Entries with figure data:
━━━━━━━━
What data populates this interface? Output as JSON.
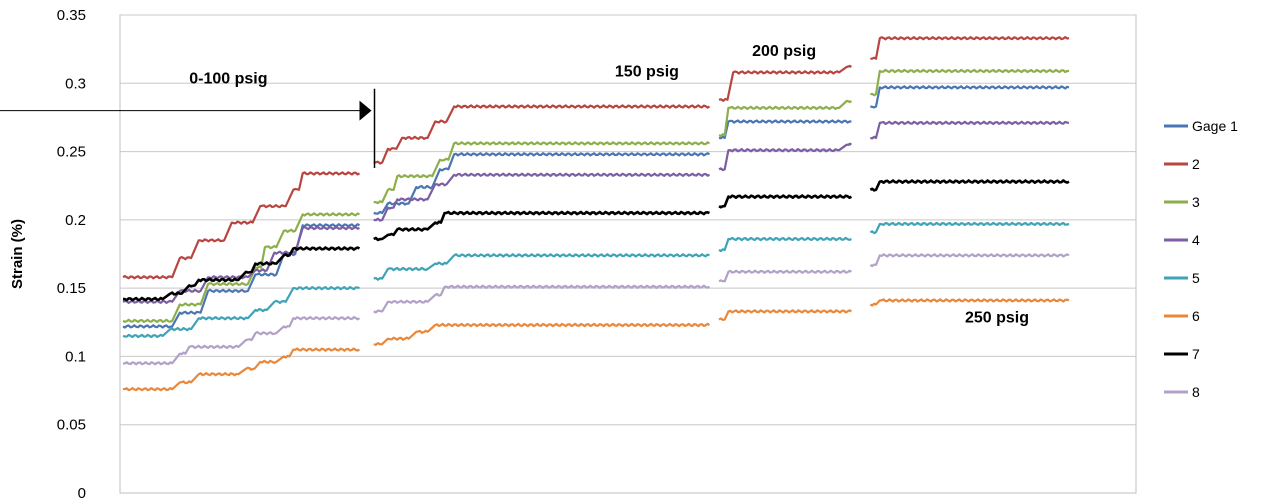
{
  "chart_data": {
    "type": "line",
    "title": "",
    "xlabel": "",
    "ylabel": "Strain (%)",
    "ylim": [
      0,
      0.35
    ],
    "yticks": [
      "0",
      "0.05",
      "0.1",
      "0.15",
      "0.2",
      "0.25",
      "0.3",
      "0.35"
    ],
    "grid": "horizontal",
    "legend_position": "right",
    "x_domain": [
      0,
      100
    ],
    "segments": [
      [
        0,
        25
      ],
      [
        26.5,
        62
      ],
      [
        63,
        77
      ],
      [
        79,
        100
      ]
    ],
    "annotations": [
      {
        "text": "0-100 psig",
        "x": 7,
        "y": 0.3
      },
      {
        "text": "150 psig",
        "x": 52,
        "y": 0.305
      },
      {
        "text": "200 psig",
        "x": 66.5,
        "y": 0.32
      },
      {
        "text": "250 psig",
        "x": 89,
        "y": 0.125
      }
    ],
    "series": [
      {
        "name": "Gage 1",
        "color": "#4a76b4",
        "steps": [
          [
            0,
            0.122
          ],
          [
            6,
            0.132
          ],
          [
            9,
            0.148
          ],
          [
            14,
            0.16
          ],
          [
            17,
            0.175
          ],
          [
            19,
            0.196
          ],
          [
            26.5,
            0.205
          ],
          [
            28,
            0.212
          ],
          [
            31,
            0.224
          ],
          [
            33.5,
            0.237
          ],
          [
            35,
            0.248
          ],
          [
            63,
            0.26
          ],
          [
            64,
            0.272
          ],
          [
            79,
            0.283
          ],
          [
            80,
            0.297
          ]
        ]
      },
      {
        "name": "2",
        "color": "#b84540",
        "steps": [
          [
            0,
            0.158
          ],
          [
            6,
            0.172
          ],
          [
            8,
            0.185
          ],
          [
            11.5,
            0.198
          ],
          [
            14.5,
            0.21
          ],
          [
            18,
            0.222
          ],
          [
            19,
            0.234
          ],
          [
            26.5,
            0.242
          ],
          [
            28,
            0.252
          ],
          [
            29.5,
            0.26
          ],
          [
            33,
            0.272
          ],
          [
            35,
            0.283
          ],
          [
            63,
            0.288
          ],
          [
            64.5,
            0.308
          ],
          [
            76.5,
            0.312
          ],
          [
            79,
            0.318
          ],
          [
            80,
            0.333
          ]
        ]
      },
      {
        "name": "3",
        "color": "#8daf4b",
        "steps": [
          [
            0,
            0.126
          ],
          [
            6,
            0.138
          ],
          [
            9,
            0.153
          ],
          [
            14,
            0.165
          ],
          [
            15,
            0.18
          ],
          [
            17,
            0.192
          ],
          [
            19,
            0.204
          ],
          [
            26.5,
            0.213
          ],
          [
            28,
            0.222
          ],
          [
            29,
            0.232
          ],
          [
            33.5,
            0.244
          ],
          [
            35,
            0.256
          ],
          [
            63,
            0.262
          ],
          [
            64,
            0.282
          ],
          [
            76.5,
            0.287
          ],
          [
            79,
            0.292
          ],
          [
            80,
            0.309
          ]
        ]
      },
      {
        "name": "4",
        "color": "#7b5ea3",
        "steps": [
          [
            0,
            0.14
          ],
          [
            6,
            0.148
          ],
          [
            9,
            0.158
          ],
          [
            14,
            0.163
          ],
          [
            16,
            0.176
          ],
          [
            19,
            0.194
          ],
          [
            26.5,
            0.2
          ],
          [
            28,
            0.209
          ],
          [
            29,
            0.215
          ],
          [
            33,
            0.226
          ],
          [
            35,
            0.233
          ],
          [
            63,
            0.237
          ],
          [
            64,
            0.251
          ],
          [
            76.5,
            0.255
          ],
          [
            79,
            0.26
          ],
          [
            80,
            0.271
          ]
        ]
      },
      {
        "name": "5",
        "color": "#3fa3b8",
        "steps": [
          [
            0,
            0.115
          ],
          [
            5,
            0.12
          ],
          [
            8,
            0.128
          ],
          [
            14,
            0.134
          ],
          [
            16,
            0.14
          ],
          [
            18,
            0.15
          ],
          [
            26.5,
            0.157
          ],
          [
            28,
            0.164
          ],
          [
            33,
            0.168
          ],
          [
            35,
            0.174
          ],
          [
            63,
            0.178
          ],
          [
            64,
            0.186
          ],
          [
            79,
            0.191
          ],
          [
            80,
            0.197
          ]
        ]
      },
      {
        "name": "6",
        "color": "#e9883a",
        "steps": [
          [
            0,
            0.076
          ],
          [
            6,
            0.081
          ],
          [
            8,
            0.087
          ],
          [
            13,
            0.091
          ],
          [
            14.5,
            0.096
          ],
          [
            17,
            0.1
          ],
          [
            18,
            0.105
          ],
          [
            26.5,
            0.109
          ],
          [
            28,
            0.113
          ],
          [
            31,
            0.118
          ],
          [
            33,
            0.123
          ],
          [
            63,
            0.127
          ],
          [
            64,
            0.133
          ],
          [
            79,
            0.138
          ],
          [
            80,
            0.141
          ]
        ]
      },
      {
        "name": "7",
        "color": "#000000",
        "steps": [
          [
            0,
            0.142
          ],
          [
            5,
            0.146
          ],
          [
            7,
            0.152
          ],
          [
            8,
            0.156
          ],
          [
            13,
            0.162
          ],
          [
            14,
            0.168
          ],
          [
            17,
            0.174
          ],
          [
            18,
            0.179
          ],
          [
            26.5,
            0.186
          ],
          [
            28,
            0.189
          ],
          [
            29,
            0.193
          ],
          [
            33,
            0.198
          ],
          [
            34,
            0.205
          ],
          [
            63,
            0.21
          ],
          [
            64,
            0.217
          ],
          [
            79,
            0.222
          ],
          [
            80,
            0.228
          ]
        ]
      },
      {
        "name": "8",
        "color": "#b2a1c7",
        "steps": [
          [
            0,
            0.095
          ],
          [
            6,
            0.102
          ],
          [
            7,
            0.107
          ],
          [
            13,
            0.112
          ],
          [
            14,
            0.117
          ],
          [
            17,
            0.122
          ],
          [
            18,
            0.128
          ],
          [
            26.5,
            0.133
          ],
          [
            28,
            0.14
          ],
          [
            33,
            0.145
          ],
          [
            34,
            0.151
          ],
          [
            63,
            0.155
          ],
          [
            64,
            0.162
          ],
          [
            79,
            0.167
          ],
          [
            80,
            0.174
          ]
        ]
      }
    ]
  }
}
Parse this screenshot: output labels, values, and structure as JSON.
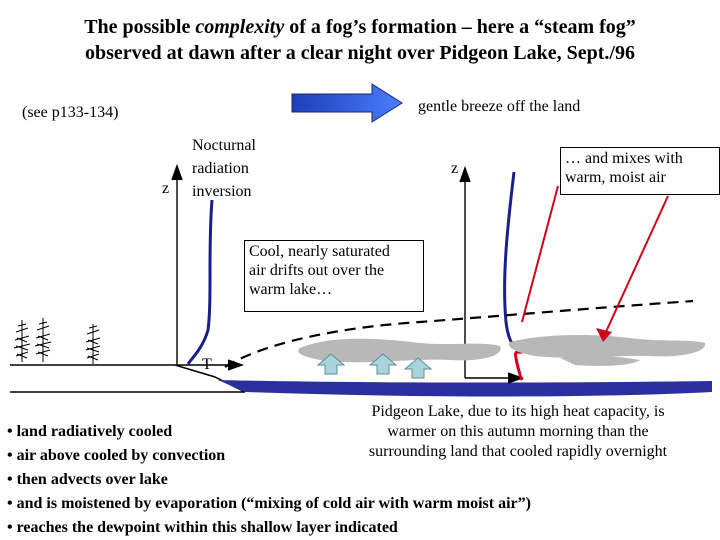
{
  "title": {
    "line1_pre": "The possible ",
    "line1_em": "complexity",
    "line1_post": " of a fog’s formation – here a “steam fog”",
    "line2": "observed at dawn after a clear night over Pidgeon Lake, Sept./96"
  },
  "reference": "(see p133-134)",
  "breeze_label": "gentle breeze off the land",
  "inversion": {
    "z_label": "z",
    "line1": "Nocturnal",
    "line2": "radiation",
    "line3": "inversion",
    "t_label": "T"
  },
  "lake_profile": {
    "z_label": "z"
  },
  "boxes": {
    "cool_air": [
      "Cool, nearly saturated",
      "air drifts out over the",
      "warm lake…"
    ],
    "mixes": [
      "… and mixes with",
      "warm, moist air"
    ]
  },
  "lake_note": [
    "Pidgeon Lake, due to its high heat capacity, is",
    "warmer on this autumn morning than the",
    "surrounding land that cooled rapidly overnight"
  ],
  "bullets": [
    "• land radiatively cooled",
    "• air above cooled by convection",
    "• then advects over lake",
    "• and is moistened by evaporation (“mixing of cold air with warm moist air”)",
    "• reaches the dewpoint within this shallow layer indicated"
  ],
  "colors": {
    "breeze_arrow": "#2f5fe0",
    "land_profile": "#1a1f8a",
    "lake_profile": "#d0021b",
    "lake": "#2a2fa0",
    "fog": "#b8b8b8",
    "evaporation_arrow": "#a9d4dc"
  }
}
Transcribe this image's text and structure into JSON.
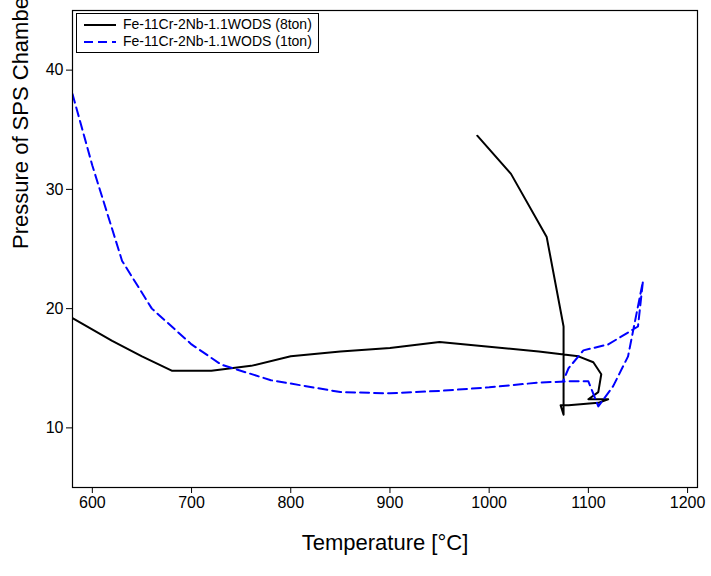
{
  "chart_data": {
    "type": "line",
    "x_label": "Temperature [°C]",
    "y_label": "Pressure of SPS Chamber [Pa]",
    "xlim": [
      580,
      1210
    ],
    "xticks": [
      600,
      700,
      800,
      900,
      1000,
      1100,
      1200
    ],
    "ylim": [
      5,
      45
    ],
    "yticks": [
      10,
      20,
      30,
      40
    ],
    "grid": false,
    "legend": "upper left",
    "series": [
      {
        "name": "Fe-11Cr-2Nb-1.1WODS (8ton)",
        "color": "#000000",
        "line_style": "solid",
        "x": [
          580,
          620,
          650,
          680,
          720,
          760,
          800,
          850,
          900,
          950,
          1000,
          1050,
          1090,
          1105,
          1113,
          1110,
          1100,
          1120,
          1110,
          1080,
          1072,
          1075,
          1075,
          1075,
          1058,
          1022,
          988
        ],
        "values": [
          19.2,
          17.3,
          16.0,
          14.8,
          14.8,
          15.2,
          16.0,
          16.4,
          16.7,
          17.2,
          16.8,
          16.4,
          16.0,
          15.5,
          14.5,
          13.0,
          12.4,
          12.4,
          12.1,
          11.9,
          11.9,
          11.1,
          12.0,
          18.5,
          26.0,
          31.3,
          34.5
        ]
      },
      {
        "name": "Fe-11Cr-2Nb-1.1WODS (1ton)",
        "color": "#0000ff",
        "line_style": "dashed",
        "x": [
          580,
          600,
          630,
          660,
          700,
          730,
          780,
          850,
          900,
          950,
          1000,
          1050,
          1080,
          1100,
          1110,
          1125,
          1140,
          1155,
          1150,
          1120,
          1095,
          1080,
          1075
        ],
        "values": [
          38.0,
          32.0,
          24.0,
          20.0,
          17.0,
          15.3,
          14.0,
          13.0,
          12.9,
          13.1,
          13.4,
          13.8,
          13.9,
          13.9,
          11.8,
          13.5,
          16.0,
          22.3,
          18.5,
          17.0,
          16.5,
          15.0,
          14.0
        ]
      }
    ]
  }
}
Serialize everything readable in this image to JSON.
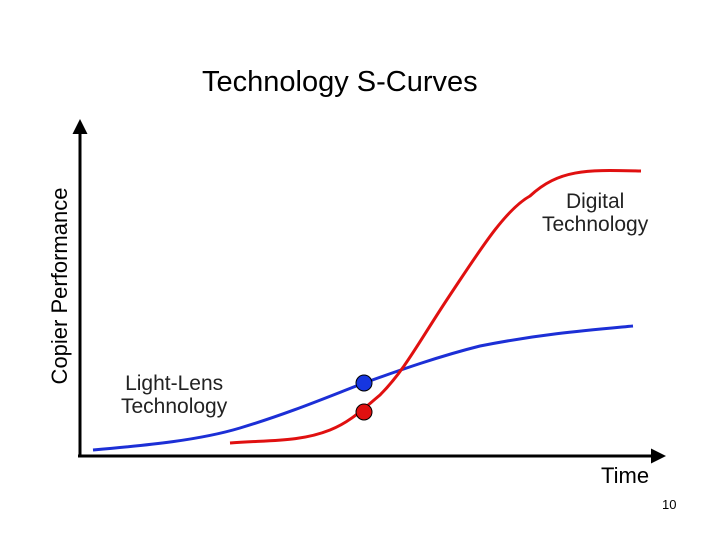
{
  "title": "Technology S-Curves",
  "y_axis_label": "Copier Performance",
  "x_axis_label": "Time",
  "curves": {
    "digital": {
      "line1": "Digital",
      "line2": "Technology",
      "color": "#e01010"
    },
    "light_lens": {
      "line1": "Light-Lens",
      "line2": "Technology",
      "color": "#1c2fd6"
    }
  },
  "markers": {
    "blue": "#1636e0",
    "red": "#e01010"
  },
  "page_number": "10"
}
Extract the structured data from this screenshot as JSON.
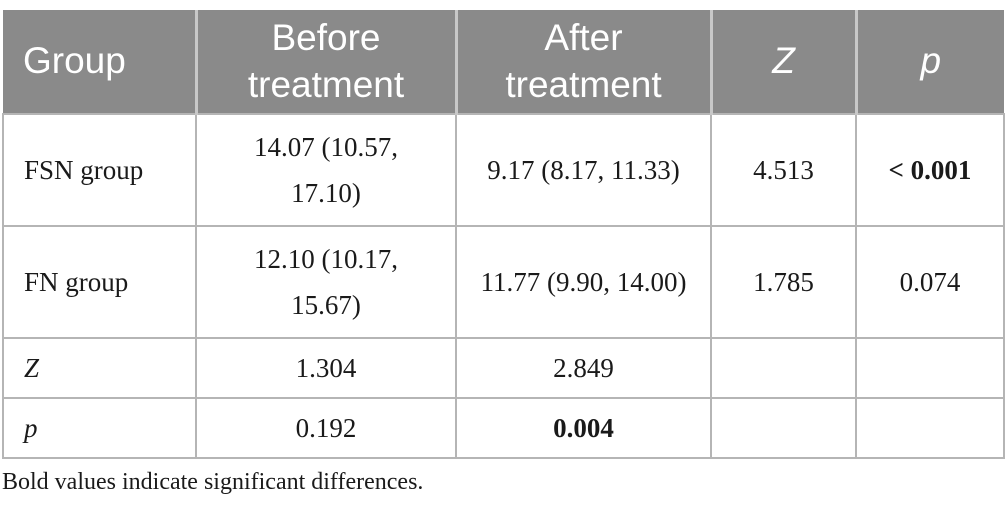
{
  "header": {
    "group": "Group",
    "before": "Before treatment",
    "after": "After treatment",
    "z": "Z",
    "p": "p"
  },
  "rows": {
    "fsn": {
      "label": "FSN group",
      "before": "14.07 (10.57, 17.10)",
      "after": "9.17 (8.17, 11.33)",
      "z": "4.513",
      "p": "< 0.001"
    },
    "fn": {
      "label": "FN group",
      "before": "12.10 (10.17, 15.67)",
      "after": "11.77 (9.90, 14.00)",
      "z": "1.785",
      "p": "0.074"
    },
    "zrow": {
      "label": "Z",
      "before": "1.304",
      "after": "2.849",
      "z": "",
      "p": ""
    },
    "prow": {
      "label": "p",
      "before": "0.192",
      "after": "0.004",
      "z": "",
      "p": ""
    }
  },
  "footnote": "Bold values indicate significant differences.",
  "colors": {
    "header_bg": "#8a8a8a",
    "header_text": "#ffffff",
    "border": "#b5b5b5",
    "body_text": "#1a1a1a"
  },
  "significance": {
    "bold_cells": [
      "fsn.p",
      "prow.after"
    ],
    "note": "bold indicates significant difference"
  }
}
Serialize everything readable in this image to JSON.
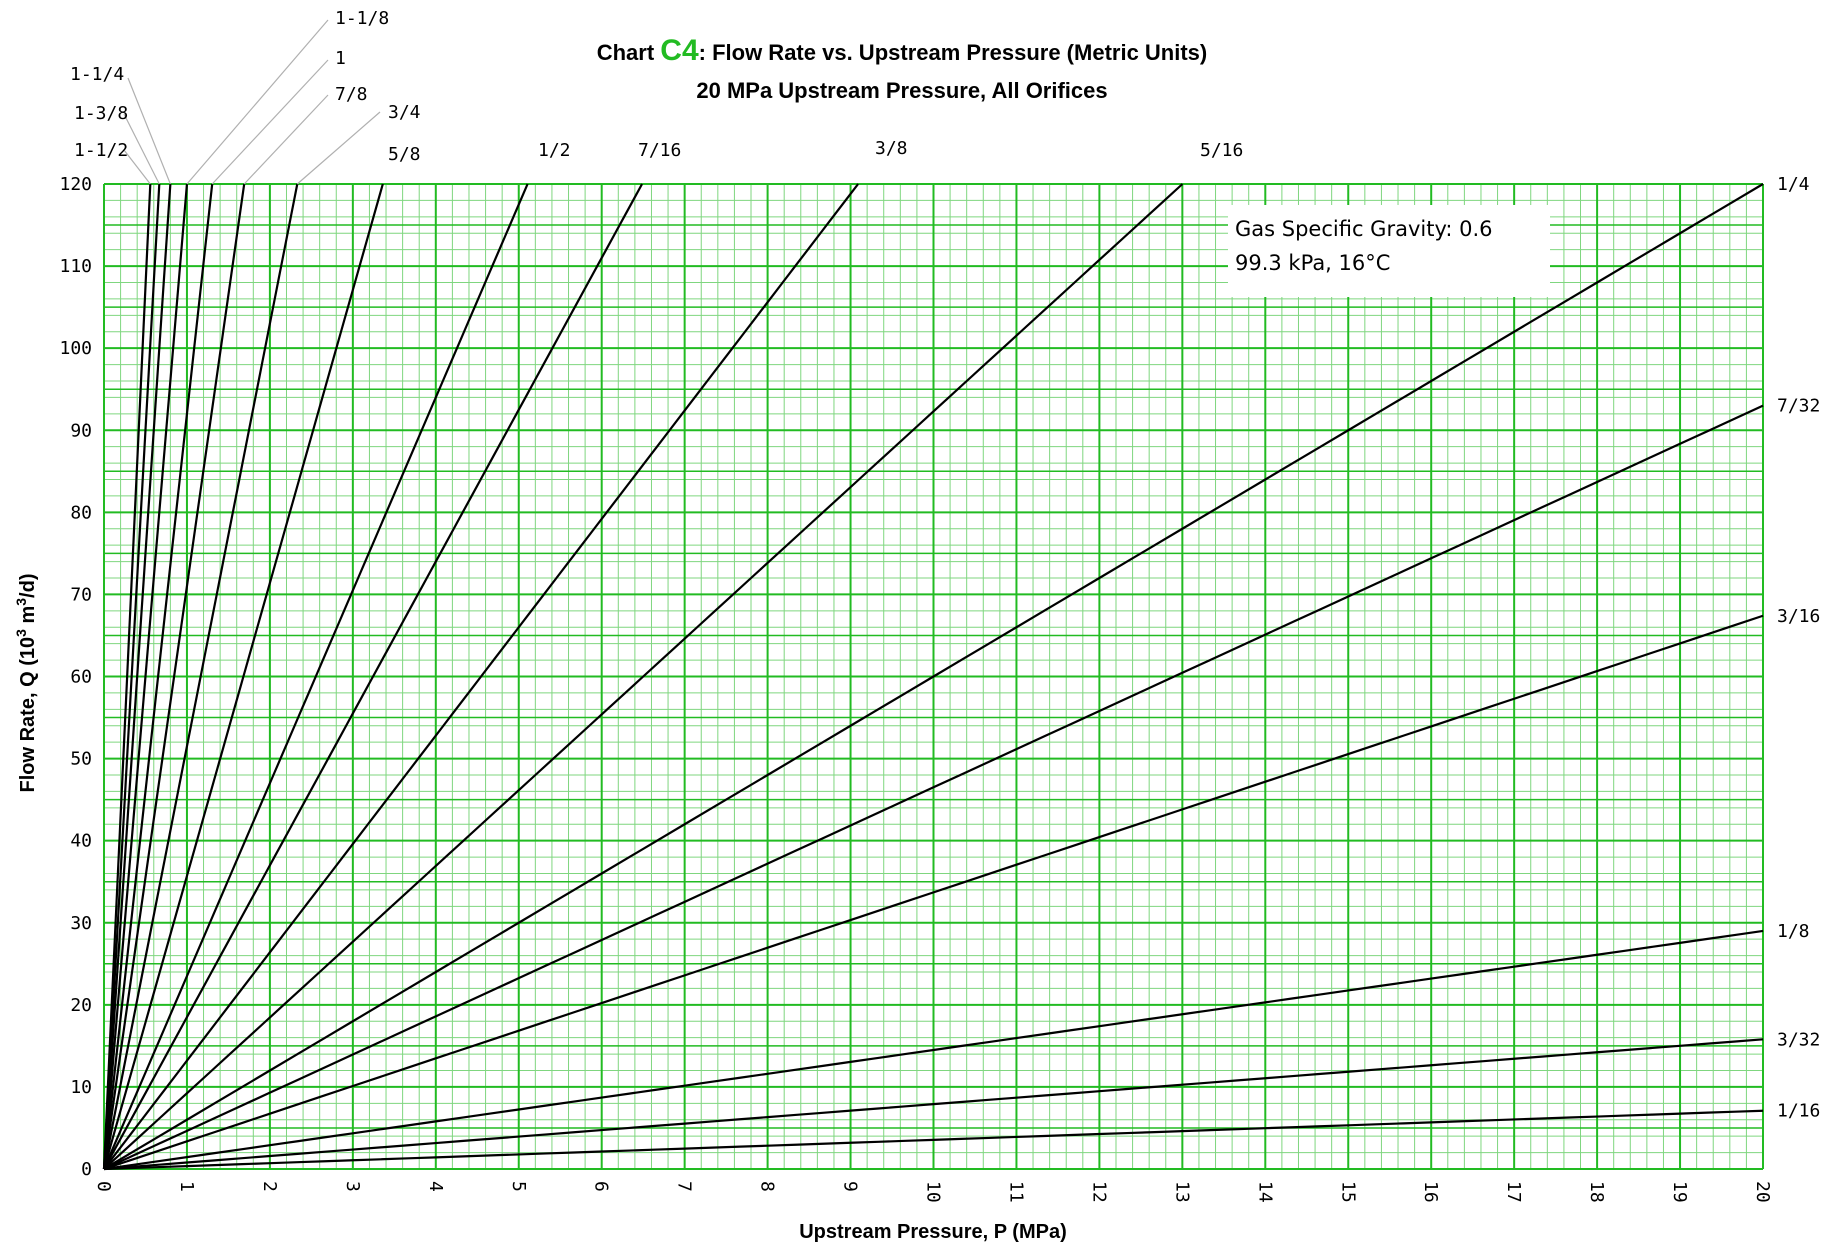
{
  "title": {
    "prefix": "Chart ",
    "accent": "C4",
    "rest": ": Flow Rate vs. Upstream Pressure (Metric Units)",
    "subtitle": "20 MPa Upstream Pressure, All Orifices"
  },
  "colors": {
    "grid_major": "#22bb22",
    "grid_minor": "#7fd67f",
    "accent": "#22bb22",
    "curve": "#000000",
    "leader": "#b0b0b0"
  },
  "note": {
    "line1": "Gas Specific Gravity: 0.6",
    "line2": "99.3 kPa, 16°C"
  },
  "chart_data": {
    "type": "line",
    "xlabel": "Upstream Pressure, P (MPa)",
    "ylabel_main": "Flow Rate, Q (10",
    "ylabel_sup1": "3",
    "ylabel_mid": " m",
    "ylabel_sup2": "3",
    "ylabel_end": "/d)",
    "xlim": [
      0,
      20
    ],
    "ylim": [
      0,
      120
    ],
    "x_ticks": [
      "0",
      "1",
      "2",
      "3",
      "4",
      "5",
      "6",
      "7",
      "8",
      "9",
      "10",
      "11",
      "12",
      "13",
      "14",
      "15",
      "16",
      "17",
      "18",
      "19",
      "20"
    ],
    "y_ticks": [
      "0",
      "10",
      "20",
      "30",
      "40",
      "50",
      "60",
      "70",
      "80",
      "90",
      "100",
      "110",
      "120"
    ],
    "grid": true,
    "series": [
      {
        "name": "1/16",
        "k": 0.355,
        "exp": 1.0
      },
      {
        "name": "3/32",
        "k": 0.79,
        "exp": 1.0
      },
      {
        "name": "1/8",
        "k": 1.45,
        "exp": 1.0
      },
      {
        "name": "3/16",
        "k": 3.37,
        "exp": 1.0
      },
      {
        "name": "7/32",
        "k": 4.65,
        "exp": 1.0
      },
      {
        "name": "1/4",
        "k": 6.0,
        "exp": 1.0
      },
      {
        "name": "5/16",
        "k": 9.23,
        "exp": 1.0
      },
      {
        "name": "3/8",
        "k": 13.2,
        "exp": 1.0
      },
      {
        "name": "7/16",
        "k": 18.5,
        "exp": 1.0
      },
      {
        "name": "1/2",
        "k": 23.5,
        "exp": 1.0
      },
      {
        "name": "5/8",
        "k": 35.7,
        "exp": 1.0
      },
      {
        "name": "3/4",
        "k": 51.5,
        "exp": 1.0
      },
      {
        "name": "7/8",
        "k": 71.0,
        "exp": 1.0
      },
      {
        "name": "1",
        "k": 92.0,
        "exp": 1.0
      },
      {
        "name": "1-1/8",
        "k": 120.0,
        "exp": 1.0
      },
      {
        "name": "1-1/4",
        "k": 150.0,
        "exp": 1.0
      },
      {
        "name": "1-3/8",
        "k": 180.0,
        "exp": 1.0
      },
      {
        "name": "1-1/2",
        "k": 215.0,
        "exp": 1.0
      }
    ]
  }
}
━━━━━━━━
## REQUIRED TASK
Each line in the listing above that contains "cooled" should be copied.

## CORRECT RESPONSE
    "surrounding land that cooled rapidly overnight"
    "• land radiatively cooled",
    "• air above cooled by convection",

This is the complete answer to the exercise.